Information supplied:
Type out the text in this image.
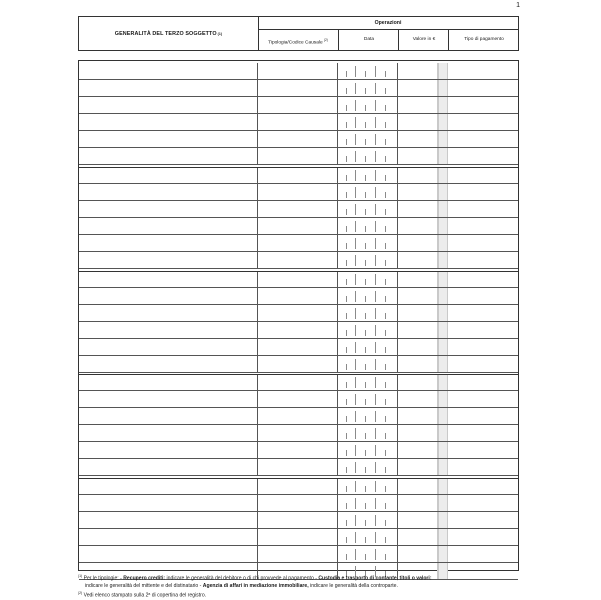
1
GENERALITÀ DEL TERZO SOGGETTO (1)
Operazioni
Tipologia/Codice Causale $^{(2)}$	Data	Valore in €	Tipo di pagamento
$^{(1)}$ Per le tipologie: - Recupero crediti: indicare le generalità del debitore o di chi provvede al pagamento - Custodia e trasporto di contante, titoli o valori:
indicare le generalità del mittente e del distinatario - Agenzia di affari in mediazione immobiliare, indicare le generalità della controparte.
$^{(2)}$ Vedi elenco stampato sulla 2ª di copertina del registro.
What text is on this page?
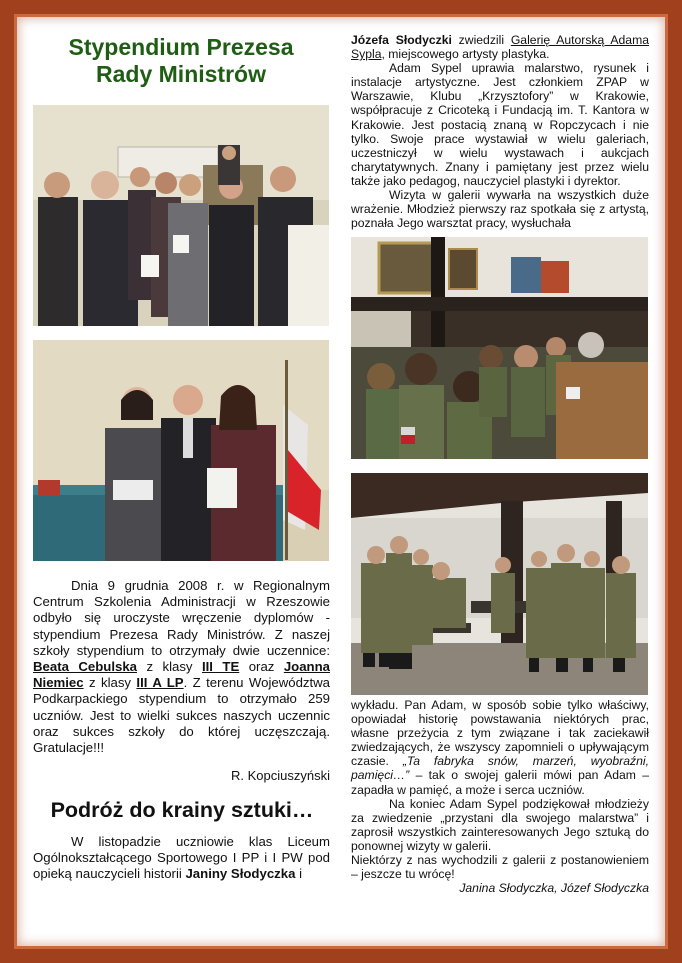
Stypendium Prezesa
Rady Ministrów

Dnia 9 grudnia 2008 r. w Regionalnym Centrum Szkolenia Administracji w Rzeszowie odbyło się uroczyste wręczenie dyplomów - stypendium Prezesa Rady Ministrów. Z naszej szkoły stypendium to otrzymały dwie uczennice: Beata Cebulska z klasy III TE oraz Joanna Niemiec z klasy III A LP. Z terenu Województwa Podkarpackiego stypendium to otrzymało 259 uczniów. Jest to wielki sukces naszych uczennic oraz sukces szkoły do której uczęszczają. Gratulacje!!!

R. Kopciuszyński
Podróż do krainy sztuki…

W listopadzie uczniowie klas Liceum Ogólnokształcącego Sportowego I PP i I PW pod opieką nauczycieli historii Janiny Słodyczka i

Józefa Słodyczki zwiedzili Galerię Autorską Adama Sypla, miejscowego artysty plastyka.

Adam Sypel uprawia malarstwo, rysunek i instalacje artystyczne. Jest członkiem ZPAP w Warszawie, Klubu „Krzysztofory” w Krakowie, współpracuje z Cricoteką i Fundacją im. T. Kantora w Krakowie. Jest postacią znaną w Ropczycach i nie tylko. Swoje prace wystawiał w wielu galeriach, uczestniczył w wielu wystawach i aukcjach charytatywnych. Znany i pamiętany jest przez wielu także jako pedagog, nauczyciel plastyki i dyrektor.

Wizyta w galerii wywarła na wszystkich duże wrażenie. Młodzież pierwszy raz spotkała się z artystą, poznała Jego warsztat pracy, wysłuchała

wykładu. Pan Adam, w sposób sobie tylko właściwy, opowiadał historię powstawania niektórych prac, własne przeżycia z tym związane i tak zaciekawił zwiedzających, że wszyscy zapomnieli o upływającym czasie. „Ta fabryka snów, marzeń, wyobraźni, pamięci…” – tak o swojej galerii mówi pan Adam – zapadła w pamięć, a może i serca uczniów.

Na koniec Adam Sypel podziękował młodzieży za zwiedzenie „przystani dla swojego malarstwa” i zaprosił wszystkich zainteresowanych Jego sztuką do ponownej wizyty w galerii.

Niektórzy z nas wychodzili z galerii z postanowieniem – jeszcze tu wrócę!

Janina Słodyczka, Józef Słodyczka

Aim of the exercise:
Which lines include "uczniów"? Copy each of them out.

Exercise response:
Dnia 9 grudnia 2008 r. w Regionalnym Centrum Szkolenia Administracji w Rzeszowie odbyło się uroczyste wręczenie dyplomów - stypendium Prezesa Rady Ministrów. Z naszej szkoły stypendium to otrzymały dwie uczennice: Beata Cebulska z klasy III TE oraz Joanna Niemiec z klasy III A LP. Z terenu Województwa Podkarpackiego stypendium to otrzymało 259 uczniów. Jest to wielki sukces naszych uczennic oraz sukces szkoły do której uczęszczają. Gratulacje!!!
wykładu. Pan Adam, w sposób sobie tylko właściwy, opowiadał historię powstawania niektórych prac, własne przeżycia z tym związane i tak zaciekawił zwiedzających, że wszyscy zapomnieli o upływającym czasie. „Ta fabryka snów, marzeń, wyobraźni, pamięci…” – tak o swojej galerii mówi pan Adam – zapadła w pamięć, a może i serca uczniów.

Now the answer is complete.